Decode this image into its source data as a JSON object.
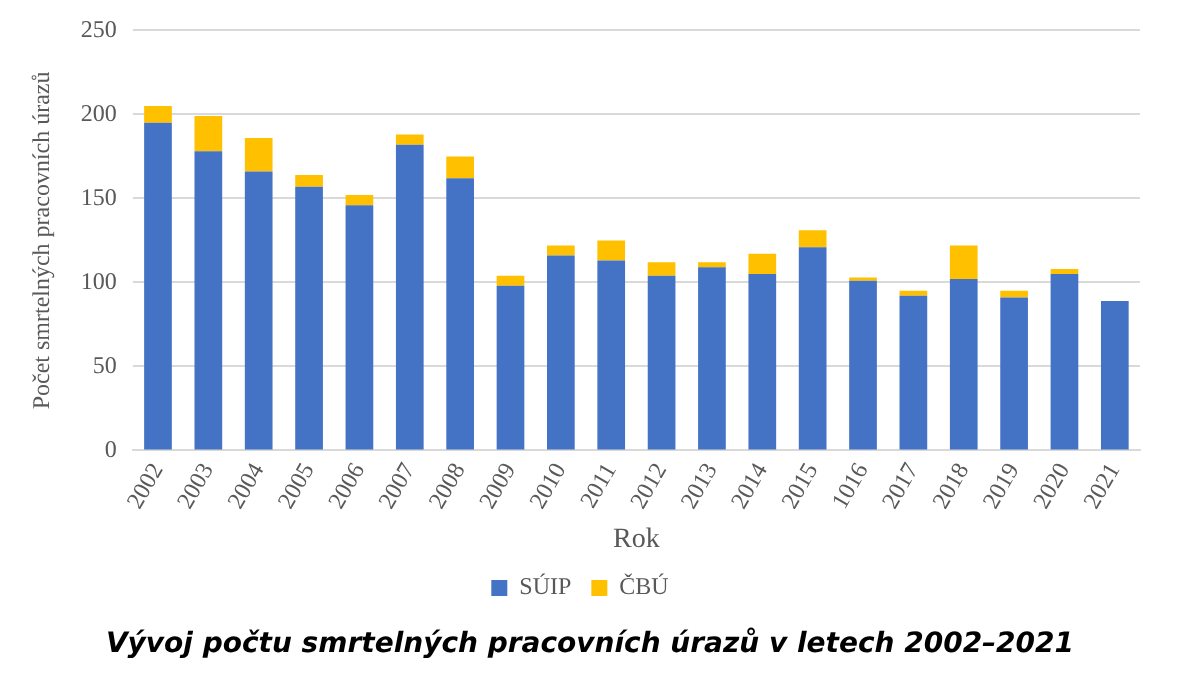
{
  "chart_data": {
    "type": "bar",
    "title": "Vývoj počtu smrtelných pracovních úrazů v letech 2002–2021",
    "xlabel": "Rok",
    "ylabel": "Počet smrtelných pracovních úrazů",
    "categories": [
      "2002",
      "2003",
      "2004",
      "2005",
      "2006",
      "2007",
      "2008",
      "2009",
      "2010",
      "2011",
      "2012",
      "2013",
      "2014",
      "2015",
      "1016",
      "2017",
      "2018",
      "2019",
      "2020",
      "2021"
    ],
    "series": [
      {
        "name": "SÚIP",
        "color": "#4472c4",
        "values": [
          195,
          178,
          166,
          157,
          146,
          182,
          162,
          98,
          116,
          113,
          104,
          109,
          105,
          121,
          101,
          92,
          102,
          91,
          105,
          89
        ]
      },
      {
        "name": "ČBÚ",
        "color": "#ffc000",
        "values": [
          10,
          21,
          20,
          7,
          6,
          6,
          13,
          6,
          6,
          12,
          8,
          3,
          12,
          10,
          2,
          3,
          20,
          4,
          3,
          0
        ]
      }
    ],
    "stacked": true,
    "ylim": [
      0,
      250
    ],
    "yticks": [
      0,
      50,
      100,
      150,
      200,
      250
    ],
    "grid": "y",
    "legend": "bottom"
  }
}
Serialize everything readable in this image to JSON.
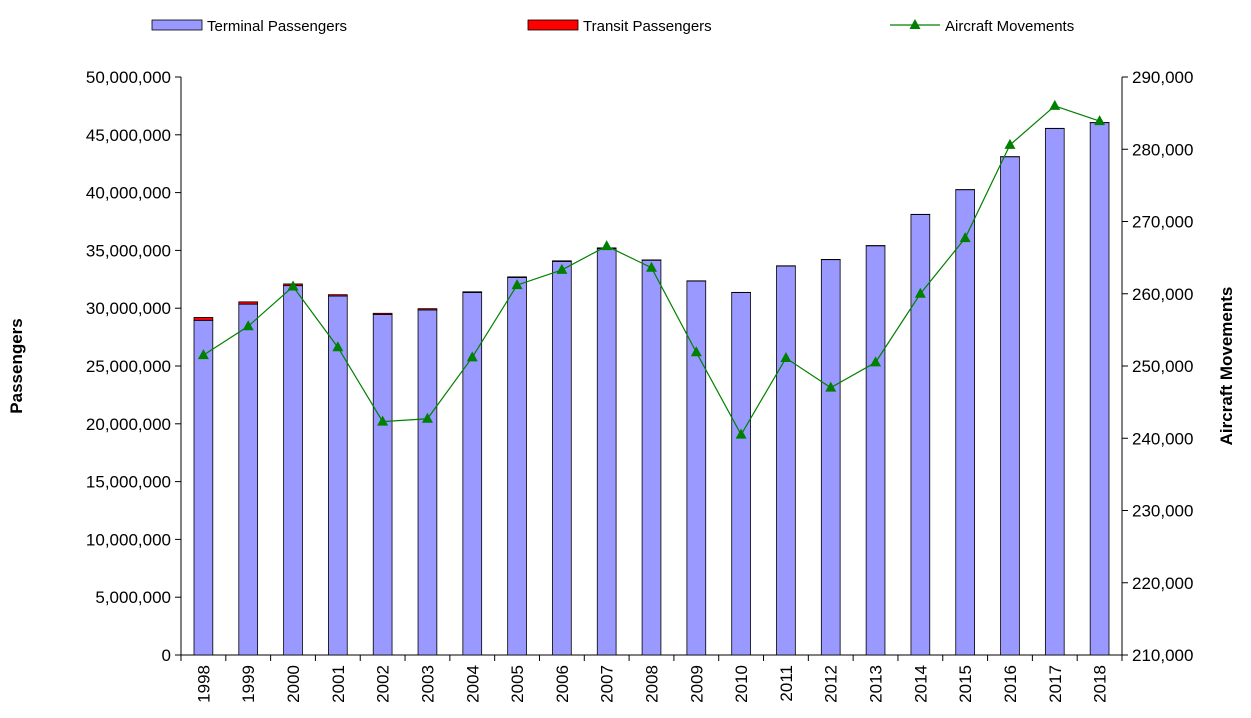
========================================================================
Of the lines in the listing above, how many hold the string "JSON"? Reply with the number only.

2